WORK TO BE COMPLETED ->
Can you retype every record below exactly as written?

DATA SHOWN ->
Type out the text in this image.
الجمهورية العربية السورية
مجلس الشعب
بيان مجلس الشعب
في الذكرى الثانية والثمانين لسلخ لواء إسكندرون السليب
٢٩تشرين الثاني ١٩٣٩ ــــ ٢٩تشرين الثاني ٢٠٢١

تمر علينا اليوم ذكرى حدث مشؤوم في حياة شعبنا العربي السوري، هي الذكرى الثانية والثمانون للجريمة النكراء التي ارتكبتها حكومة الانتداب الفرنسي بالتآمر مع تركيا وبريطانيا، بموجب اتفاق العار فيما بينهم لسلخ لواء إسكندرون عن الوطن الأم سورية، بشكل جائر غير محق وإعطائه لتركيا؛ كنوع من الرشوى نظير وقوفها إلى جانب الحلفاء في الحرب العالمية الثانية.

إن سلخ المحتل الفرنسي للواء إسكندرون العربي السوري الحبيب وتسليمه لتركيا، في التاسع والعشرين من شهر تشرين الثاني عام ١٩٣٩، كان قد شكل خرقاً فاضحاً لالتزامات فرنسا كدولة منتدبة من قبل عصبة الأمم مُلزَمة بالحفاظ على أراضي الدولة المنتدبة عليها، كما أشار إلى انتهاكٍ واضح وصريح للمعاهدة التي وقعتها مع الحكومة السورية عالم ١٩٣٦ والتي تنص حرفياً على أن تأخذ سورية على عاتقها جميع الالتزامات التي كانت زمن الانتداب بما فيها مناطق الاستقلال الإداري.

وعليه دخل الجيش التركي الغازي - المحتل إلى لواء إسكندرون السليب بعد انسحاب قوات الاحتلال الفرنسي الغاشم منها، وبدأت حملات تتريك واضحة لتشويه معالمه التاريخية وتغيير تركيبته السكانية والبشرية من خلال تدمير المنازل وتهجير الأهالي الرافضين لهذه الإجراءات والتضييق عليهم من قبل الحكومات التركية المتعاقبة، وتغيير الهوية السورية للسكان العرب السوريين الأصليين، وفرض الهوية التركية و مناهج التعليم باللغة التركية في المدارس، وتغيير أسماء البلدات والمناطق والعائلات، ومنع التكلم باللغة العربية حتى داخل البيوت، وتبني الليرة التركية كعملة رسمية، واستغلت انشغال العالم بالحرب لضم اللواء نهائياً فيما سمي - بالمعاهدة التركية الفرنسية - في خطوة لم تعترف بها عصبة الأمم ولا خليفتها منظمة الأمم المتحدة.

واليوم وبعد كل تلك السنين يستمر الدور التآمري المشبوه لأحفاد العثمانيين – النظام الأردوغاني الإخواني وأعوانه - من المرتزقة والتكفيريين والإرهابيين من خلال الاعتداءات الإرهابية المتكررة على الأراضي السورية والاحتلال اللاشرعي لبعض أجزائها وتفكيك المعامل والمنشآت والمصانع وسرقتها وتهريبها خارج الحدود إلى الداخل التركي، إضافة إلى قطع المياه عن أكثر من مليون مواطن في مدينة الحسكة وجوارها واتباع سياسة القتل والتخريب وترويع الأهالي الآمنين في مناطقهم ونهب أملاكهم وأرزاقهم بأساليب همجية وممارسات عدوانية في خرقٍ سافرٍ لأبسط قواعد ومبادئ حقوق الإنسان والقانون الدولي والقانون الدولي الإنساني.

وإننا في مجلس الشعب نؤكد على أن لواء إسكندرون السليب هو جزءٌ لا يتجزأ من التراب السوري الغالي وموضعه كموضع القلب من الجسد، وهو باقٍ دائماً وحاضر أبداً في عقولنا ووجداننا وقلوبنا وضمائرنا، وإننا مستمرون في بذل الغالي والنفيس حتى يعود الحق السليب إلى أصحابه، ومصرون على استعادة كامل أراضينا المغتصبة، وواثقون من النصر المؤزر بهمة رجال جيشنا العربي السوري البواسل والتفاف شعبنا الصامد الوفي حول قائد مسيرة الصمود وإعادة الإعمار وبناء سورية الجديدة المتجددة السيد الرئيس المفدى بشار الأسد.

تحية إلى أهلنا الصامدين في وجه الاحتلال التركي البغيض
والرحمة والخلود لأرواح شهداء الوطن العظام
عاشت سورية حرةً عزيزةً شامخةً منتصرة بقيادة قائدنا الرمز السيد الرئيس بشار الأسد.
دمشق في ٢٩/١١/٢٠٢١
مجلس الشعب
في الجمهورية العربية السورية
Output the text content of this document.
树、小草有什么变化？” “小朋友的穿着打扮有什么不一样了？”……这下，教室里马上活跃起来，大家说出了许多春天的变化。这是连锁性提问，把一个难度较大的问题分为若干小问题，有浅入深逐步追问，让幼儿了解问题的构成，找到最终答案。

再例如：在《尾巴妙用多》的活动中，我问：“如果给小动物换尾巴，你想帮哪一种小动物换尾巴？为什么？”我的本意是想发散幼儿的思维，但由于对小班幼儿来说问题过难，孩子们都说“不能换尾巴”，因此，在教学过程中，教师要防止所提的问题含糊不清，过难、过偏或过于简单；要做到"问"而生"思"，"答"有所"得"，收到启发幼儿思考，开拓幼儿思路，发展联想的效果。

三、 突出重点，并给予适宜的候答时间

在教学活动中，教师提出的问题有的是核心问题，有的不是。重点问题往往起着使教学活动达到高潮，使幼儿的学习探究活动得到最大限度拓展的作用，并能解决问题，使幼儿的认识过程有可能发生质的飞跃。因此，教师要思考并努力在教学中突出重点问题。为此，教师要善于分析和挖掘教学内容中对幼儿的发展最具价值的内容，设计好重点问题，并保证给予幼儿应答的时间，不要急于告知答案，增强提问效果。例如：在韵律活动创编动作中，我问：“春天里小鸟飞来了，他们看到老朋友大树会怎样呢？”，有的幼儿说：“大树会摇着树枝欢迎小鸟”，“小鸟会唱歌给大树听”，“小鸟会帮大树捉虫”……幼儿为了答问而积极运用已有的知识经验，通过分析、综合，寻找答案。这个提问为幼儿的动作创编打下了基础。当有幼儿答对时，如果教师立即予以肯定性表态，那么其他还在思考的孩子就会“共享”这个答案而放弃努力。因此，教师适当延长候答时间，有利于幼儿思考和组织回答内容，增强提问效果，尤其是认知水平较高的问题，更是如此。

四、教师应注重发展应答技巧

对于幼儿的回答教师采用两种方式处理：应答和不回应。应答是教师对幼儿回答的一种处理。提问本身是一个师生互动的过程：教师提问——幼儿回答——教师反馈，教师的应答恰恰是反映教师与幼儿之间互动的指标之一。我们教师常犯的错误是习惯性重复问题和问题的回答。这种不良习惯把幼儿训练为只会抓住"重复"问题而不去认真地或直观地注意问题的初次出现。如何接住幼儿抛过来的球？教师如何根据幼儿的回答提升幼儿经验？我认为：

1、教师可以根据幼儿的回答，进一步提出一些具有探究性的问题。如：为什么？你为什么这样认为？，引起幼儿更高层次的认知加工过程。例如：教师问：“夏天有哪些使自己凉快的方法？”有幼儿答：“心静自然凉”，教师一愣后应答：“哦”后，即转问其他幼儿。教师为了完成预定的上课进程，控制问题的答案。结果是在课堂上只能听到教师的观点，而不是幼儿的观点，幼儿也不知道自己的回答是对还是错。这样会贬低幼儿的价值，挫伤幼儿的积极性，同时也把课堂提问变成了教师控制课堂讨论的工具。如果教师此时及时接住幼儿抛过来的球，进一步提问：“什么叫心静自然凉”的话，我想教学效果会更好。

RESPONSE ->
Type out the text in this image.
الجمهورية العربية السورية
مجلس الشعب
بيان مجلس الشعب
في الذكرى الثانية والثمانين لسلخ لواء إسكندرون السليب
٢٩تشرين الثاني ١٩٣٩ ــــ ٢٩تشرين الثاني ٢٠٢١

تمر علينا اليوم ذكرى حدث مشؤوم في حياة شعبنا العربي السوري، هي الذكرى الثانية والثمانون للجريمة النكراء التي ارتكبتها حكومة الانتداب الفرنسي بالتآمر مع تركيا وبريطانيا، بموجب اتفاق العار فيما بينهم لسلخ لواء إسكندرون عن الوطن الأم سورية، بشكل جائر غير محق وإعطائه لتركيا؛ كنوع من الرشوى نظير وقوفها إلى جانب الحلفاء في الحرب العالمية الثانية.

إن سلخ المحتل الفرنسي للواء إسكندرون العربي السوري الحبيب وتسليمه لتركيا، في التاسع والعشرين من شهر تشرين الثاني عام ١٩٣٩، كان قد شكل خرقاً فاضحاً لالتزامات فرنسا كدولة منتدبة من قبل عصبة الأمم مُلزَمة بالحفاظ على أراضي الدولة المنتدبة عليها، كما أشار إلى انتهاكٍ واضح وصريح للمعاهدة التي وقعتها مع الحكومة السورية عالم ١٩٣٦ والتي تنص حرفياً على أن تأخذ سورية على عاتقها جميع الالتزامات التي كانت زمن الانتداب بما فيها مناطق الاستقلال الإداري.

وعليه دخل الجيش التركي الغازي - المحتل إلى لواء إسكندرون السليب بعد انسحاب قوات الاحتلال الفرنسي الغاشم منها، وبدأت حملات تتريك واضحة لتشويه معالمه التاريخية وتغيير تركيبته السكانية والبشرية من خلال تدمير المنازل وتهجير الأهالي الرافضين لهذه الإجراءات والتضييق عليهم من قبل الحكومات التركية المتعاقبة، وتغيير الهوية السورية للسكان العرب السوريين الأصليين، وفرض الهوية التركية و مناهج التعليم باللغة التركية في المدارس، وتغيير أسماء البلدات والمناطق والعائلات، ومنع التكلم باللغة العربية حتى داخل البيوت، وتبني الليرة التركية كعملة رسمية، واستغلت انشغال العالم بالحرب لضم اللواء نهائياً فيما سمي - بالمعاهدة التركية الفرنسية - في خطوة لم تعترف بها عصبة الأمم ولا خليفتها منظمة الأمم المتحدة.

واليوم وبعد كل تلك السنين يستمر الدور التآمري المشبوه لأحفاد العثمانيين – النظام الأردوغاني الإخواني وأعوانه - من المرتزقة والتكفيريين والإرهابيين من خلال الاعتداءات الإرهابية المتكررة على الأراضي السورية والاحتلال اللاشرعي لبعض أجزائها وتفكيك المعامل والمنشآت والمصانع وسرقتها وتهريبها خارج الحدود إلى الداخل التركي، إضافة إلى قطع المياه عن أكثر من مليون مواطن في مدينة الحسكة وجوارها واتباع سياسة القتل والتخريب وترويع الأهالي الآمنين في مناطقهم ونهب أملاكهم وأرزاقهم بأساليب همجية وممارسات عدوانية في خرقٍ سافرٍ لأبسط قواعد ومبادئ حقوق الإنسان والقانون الدولي والقانون الدولي الإنساني.

وإننا في مجلس الشعب نؤكد على أن لواء إسكندرون السليب هو جزءٌ لا يتجزأ من التراب السوري الغالي وموضعه كموضع القلب من الجسد، وهو باقٍ دائماً وحاضر أبداً في عقولنا ووجداننا وقلوبنا وضمائرنا، وإننا مستمرون في بذل الغالي والنفيس حتى يعود الحق السليب إلى أصحابه، ومصرون على استعادة كامل أراضينا المغتصبة، وواثقون من النصر المؤزر بهمة رجال جيشنا العربي السوري البواسل والتفاف شعبنا الصامد الوفي حول قائد مسيرة الصمود وإعادة الإعمار وبناء سورية الجديدة المتجددة السيد الرئيس المفدى بشار الأسد.

تحية إلى أهلنا الصامدين في وجه الاحتلال التركي البغيض
والرحمة والخلود لأرواح شهداء الوطن العظام
عاشت سورية حرةً عزيزةً شامخةً منتصرة بقيادة قائدنا الرمز السيد الرئيس بشار الأسد.
دمشق في ٢٩/١١/٢٠٢١
مجلس الشعب
في الجمهورية العربية السورية
Output the text content of this document.
树、小草有什么变化？” “小朋友的穿着打扮有什么不一样了？”……这下，教室里马上活跃起来，大家说出了许多春天的变化。这是连锁性提问，把一个难度较大的问题分为若干小问题，有浅入深逐步追问，让幼儿了解问题的构成，找到最终答案。

再例如：在《尾巴妙用多》的活动中，我问：“如果给小动物换尾巴，你想帮哪一种小动物换尾巴？为什么？”我的本意是想发散幼儿的思维，但由于对小班幼儿来说问题过难，孩子们都说“不能换尾巴”，因此，在教学过程中，教师要防止所提的问题含糊不清，过难、过偏或过于简单；要做到"问"而生"思"，"答"有所"得"，收到启发幼儿思考，开拓幼儿思路，发展联想的效果。

三、 突出重点，并给予适宜的候答时间

在教学活动中，教师提出的问题有的是核心问题，有的不是。重点问题往往起着使教学活动达到高潮，使幼儿的学习探究活动得到最大限度拓展的作用，并能解决问题，使幼儿的认识过程有可能发生质的飞跃。因此，教师要思考并努力在教学中突出重点问题。为此，教师要善于分析和挖掘教学内容中对幼儿的发展最具价值的内容，设计好重点问题，并保证给予幼儿应答的时间，不要急于告知答案，增强提问效果。例如：在韵律活动创编动作中，我问：“春天里小鸟飞来了，他们看到老朋友大树会怎样呢？”，有的幼儿说：“大树会摇着树枝欢迎小鸟”，“小鸟会唱歌给大树听”，“小鸟会帮大树捉虫”……幼儿为了答问而积极运用已有的知识经验，通过分析、综合，寻找答案。这个提问为幼儿的动作创编打下了基础。当有幼儿答对时，如果教师立即予以肯定性表态，那么其他还在思考的孩子就会“共享”这个答案而放弃努力。因此，教师适当延长候答时间，有利于幼儿思考和组织回答内容，增强提问效果，尤其是认知水平较高的问题，更是如此。

四、教师应注重发展应答技巧

对于幼儿的回答教师采用两种方式处理：应答和不回应。应答是教师对幼儿回答的一种处理。提问本身是一个师生互动的过程：教师提问——幼儿回答——教师反馈，教师的应答恰恰是反映教师与幼儿之间互动的指标之一。我们教师常犯的错误是习惯性重复问题和问题的回答。这种不良习惯把幼儿训练为只会抓住"重复"问题而不去认真地或直观地注意问题的初次出现。如何接住幼儿抛过来的球？教师如何根据幼儿的回答提升幼儿经验？我认为：

1、教师可以根据幼儿的回答，进一步提出一些具有探究性的问题。如：为什么？你为什么这样认为？，引起幼儿更高层次的认知加工过程。例如：教师问：“夏天有哪些使自己凉快的方法？”有幼儿答：“心静自然凉”，教师一愣后应答：“哦”后，即转问其他幼儿。教师为了完成预定的上课进程，控制问题的答案。结果是在课堂上只能听到教师的观点，而不是幼儿的观点，幼儿也不知道自己的回答是对还是错。这样会贬低幼儿的价值，挫伤幼儿的积极性，同时也把课堂提问变成了教师控制课堂讨论的工具。如果教师此时及时接住幼儿抛过来的球，进一步提问：“什么叫心静自然凉”的话，我想教学效果会更好。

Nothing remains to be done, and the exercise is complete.